++++ QUOTED PASSAGE

However, as the magnet leading edge passes and the trailing edge
approaches, a negative torque is produced. The instantaneous value
of the cogging torque varies with rotor position and alternates at
a frequency that is proportional to the motor speed and the number
of slots. The amplitude of the cogging torque is affected by
certain design parameters such as slot opening/slot pitch ratio,
magnet strength and air gap length.
[0004] Existing approaches to improving torque performance include
the use of skewed, arc-shaped magnets that increases the complexity
and costs of the manufacturing process. Furthermore, motors with
relatively high number of slots (e.g., 27-slot/6-pole,
24-slot/6-pole) also increase the manufacturing and winding costs.
Accordingly, it is desirable to be able to implement a motor
actuator for a system (such as a steer by wire system) that
provides both fault tolerance and acceptable torque performance,
but that is also relatively simple in design and inexpensive to
manufacture.
SUMMARY
[0005] The above discussed and other drawbacks and deficiencies of
the prior art are overcome or alleviated by a fault tolerant
electric motor for steering actuation. In an exemplary embodiment,
the motor includes a stator assembly having a first group of stator
windings and a second group of stator windings, thereby forming a
redundant pair of stator windings. The first and second groups of
stator windings are located within opposite hemispheres of the
stator assembly. A rotor assembly is rotatingly disposed within the
stator assembly, and has a plurality of magnets disposed around the
periphery of a rotor core. Each of the plurality of magnets is
arranged into a pair of segments, one of which is shifted from the
other with respect to an axis of rotation of the rotor
assembly.
[0006] In a preferred embodiment, the stator assembly further
includes a plurality of stator teeth, each having a pair of grooves
formed within inward facing ends thereof. Each of the segments of
the plurality of magnets further includes a substantially flat
shaped inner surface and a substantially circular outer surface. In
addition, each segment has a width of about 76.5 mechanical degrees
with respect to the axis of rotation, and one of the pair of
segments is shifted from the other of the pair of segments by about
15 mechanical degrees with respect to the axis of rotation.

++++++++
++++ COLLECTED DATA

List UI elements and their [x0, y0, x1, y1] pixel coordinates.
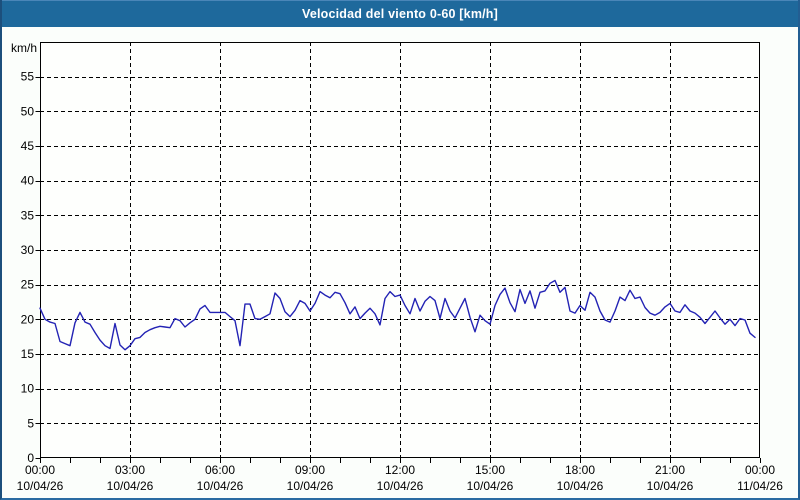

++++++++

**REQUIREMENT 1**
In the steering motor excerpt, by about how many mechanical degrees is one magnet segment shifted from the other?
**REQUIREMENT 2**
Write out the part of the steering motor excerpt that opens with the words containing "[0004] Existing approaches" and closes with "and winding costs.".

**PROBLEM SOLUTION 1**
About 15 mechanical degrees with respect to the axis of rotation.

**PROBLEM SOLUTION 2**
[0004] Existing approaches to improving torque performance include
the use of skewed, arc-shaped magnets that increases the complexity
and costs of the manufacturing process. Furthermore, motors with
relatively high number of slots (e.g., 27-slot/6-pole,
24-slot/6-pole) also increase the manufacturing and winding costs.